Every line that holds "JSON" should be shown.
━━━ RECORDS PROVIDED ━━━
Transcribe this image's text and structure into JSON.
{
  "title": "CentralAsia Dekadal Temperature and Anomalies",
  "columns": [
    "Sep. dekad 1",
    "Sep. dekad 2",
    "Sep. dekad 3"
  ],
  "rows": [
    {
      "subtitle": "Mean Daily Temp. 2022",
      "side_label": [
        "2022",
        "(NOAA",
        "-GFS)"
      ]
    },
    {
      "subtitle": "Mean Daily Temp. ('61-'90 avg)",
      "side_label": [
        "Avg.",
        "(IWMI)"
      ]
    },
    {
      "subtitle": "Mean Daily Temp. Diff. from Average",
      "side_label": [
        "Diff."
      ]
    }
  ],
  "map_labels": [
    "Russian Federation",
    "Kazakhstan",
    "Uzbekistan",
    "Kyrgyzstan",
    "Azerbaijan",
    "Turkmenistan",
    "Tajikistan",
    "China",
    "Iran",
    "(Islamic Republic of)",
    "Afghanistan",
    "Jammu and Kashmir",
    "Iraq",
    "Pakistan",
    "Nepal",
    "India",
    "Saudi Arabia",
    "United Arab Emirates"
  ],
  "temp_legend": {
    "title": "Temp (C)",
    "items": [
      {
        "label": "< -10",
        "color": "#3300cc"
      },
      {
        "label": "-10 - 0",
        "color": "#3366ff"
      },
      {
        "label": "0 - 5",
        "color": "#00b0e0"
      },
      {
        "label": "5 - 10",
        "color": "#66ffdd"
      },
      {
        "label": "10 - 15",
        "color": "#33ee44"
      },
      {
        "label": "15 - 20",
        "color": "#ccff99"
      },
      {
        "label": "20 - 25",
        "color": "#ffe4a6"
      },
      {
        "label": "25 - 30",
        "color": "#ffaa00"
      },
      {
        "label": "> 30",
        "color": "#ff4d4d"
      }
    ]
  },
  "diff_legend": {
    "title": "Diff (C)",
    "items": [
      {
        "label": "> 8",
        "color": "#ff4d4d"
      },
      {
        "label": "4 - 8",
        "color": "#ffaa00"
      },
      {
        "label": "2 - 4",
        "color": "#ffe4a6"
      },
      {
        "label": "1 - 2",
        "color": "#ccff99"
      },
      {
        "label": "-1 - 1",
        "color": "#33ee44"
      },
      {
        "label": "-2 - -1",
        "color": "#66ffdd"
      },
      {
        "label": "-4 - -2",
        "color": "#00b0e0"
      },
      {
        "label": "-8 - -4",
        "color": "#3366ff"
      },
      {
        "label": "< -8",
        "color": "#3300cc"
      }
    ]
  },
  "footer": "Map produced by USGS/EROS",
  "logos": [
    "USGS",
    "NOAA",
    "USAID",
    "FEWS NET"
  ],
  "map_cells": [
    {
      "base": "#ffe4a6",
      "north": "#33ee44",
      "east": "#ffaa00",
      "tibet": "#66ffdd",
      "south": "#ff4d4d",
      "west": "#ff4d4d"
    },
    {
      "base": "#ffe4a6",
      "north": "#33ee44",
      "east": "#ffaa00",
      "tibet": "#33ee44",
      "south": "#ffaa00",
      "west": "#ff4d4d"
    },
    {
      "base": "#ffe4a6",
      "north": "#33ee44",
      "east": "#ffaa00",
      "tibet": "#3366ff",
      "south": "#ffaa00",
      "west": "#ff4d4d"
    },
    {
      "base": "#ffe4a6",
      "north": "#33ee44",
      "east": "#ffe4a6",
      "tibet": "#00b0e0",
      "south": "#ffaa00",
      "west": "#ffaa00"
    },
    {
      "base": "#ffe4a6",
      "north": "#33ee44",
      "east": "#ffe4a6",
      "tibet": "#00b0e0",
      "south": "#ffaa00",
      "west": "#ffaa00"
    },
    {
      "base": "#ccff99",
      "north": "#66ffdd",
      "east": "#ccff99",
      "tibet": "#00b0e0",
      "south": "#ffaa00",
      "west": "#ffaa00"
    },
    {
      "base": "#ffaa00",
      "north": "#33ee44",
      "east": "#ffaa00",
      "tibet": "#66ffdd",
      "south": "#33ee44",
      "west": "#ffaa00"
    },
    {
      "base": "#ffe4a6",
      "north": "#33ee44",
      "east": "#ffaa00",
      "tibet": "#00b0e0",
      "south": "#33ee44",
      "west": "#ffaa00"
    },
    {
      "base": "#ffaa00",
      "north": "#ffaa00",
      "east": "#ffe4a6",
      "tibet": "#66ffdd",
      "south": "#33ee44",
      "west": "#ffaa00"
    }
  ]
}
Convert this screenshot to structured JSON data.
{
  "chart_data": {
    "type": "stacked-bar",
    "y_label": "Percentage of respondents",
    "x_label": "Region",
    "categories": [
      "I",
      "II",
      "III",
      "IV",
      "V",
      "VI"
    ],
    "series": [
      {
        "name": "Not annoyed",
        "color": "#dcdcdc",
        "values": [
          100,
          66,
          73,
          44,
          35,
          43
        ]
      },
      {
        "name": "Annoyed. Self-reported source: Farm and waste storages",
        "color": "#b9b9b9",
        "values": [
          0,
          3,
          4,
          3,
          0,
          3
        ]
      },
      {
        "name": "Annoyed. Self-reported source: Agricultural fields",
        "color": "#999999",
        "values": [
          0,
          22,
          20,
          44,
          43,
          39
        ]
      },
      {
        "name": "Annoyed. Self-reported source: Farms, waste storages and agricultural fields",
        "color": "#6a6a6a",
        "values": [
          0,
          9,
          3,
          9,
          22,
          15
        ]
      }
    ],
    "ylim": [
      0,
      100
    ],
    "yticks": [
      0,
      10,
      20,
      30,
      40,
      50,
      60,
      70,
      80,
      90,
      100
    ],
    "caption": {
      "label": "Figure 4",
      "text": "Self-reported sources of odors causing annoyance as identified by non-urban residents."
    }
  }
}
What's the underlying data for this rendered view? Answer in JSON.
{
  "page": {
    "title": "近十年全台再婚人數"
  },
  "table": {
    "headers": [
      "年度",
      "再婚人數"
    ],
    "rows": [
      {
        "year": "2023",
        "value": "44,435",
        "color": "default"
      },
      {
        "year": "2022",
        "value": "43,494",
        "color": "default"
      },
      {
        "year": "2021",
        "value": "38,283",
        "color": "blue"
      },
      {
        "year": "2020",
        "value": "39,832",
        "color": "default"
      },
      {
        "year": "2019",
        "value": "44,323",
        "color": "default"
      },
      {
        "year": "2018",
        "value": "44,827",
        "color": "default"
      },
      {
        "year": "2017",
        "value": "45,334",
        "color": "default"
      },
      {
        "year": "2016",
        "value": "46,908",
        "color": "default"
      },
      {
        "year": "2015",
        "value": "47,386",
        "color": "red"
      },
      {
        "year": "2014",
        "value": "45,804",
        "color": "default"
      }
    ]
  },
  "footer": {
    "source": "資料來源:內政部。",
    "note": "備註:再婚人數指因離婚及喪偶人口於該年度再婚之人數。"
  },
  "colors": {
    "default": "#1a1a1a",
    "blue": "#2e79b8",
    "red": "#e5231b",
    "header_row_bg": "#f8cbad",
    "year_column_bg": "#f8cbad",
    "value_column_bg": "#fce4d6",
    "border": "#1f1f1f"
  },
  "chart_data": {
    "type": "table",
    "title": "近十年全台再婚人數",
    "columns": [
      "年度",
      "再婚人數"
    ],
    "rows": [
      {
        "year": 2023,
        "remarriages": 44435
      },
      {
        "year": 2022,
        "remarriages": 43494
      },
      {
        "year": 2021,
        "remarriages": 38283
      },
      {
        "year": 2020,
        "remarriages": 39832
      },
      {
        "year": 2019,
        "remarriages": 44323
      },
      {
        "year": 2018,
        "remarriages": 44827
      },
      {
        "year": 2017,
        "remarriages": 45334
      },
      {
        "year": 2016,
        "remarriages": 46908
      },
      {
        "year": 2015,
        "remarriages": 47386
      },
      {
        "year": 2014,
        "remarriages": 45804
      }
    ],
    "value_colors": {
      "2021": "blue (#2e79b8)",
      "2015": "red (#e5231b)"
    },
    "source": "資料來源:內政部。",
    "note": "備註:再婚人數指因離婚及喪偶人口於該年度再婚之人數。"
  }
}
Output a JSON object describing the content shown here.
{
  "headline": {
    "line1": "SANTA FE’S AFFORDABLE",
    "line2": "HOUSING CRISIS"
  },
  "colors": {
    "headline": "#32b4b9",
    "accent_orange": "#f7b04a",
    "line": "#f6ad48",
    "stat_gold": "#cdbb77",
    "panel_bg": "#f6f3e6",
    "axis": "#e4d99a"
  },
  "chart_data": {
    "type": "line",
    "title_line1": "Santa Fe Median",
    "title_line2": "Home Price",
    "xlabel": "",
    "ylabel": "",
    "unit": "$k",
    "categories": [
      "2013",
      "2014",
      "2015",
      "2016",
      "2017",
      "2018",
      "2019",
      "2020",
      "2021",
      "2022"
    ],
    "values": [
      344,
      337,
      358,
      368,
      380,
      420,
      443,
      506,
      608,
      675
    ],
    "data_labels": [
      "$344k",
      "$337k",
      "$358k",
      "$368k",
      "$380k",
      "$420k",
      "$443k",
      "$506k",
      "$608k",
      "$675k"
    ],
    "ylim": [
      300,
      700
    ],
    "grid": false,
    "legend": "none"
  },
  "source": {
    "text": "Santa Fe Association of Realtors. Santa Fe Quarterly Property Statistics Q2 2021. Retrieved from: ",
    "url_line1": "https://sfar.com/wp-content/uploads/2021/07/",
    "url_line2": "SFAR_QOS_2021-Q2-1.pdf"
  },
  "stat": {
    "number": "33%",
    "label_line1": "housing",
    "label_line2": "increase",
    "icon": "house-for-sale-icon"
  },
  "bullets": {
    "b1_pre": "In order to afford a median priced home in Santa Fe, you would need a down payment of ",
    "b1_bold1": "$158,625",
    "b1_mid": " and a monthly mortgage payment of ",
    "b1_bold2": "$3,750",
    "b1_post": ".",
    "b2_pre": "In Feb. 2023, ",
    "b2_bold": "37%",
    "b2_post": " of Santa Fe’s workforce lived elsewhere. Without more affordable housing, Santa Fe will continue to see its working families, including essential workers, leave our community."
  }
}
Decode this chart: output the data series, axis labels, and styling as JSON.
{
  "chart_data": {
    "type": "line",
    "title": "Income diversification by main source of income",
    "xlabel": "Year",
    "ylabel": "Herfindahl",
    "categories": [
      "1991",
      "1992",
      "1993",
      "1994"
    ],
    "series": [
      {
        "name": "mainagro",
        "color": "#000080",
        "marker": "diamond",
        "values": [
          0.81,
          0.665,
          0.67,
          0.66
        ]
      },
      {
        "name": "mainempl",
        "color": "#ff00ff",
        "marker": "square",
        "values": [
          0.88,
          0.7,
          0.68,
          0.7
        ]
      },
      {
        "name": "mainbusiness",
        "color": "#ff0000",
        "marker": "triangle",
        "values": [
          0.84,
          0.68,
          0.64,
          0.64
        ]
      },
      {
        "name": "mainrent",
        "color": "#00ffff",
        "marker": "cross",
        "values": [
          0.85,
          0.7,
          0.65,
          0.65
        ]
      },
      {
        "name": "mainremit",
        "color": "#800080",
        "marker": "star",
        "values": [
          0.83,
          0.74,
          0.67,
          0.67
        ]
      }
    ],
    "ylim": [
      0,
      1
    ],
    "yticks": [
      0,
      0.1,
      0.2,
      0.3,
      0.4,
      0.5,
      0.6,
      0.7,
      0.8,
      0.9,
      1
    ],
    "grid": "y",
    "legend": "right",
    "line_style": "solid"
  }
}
━━━
WORKED ANSWER:
Transcribe this image's text and structure into JSON.
Convert this screenshot to structured JSON data.
What's the underlying data for this rendered view? Answer in JSON.
Output a JSON object describing the content shown here.
Decode this chart: output the data series, axis labels, and styling as JSON.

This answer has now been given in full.